Copy out all lines carrying the word "para".
____ DATASET EXTRACT
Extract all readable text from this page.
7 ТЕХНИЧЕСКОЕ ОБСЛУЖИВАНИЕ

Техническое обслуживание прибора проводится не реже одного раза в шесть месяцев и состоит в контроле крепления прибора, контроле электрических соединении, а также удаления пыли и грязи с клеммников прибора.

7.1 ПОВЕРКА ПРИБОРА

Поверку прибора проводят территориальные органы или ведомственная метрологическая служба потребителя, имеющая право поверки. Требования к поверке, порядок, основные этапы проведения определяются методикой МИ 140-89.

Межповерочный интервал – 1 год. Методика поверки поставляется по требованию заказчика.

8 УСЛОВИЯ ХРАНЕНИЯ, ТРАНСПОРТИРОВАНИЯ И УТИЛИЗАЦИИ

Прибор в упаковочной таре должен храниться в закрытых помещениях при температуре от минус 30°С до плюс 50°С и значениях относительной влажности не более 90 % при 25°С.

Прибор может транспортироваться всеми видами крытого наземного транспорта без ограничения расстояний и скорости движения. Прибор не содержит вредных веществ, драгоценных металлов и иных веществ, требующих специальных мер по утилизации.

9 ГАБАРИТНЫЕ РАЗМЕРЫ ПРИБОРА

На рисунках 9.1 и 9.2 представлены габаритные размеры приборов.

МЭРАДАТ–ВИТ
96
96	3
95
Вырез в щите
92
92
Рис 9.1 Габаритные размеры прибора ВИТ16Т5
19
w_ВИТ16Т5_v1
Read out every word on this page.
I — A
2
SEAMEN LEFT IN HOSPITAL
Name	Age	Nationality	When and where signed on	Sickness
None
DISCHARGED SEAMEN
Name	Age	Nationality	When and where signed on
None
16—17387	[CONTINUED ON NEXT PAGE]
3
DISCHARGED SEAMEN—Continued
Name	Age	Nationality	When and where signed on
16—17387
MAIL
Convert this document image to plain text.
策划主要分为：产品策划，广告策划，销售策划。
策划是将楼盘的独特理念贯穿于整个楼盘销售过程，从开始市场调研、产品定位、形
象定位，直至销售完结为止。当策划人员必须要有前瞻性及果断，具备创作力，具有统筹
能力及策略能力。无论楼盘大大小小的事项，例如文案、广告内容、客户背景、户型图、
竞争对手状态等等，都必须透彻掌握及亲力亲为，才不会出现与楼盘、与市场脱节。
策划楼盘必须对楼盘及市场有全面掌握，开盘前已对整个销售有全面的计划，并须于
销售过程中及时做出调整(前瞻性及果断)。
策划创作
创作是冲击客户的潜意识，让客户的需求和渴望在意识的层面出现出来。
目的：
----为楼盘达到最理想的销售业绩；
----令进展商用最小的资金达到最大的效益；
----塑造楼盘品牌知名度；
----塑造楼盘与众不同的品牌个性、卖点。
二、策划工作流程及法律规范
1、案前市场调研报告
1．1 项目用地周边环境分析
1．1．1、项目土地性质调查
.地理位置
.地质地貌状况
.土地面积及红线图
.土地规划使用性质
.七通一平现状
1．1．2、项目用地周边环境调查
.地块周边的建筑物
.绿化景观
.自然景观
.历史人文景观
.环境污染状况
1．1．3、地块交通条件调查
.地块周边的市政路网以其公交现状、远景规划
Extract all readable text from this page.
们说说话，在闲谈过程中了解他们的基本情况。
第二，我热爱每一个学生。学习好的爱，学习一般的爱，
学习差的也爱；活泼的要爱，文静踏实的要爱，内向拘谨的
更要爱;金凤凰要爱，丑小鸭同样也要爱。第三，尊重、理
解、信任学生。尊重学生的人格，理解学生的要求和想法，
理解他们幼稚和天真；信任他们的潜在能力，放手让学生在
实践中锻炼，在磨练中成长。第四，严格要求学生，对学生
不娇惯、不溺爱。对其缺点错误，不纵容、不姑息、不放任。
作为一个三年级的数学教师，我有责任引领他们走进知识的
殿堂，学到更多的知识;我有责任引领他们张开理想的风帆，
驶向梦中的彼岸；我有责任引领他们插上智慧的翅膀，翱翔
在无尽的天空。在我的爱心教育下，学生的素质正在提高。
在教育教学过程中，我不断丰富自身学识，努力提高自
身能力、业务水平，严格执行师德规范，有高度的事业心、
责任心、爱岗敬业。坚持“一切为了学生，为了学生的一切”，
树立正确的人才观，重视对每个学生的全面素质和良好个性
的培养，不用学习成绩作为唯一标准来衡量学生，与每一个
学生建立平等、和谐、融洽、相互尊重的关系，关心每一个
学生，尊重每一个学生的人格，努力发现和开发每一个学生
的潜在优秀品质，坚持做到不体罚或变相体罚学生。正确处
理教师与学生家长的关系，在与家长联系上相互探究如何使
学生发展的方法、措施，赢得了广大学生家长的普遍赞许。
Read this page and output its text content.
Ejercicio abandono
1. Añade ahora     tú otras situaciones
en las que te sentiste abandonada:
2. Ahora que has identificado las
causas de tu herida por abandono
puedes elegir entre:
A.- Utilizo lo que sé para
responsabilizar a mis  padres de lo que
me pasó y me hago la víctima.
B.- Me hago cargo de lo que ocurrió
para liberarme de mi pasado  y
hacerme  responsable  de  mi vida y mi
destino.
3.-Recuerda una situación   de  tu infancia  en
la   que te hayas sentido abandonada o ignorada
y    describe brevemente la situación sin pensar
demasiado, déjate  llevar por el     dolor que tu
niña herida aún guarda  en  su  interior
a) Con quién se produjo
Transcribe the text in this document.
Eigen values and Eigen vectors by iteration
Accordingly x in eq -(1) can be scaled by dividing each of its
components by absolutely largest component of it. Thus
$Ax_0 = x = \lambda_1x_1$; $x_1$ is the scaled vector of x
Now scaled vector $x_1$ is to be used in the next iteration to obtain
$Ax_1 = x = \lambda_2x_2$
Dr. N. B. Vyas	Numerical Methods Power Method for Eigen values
________
**COMPLETED TASK**
A.- Utilizo lo que sé para
para liberarme de mi pasado  y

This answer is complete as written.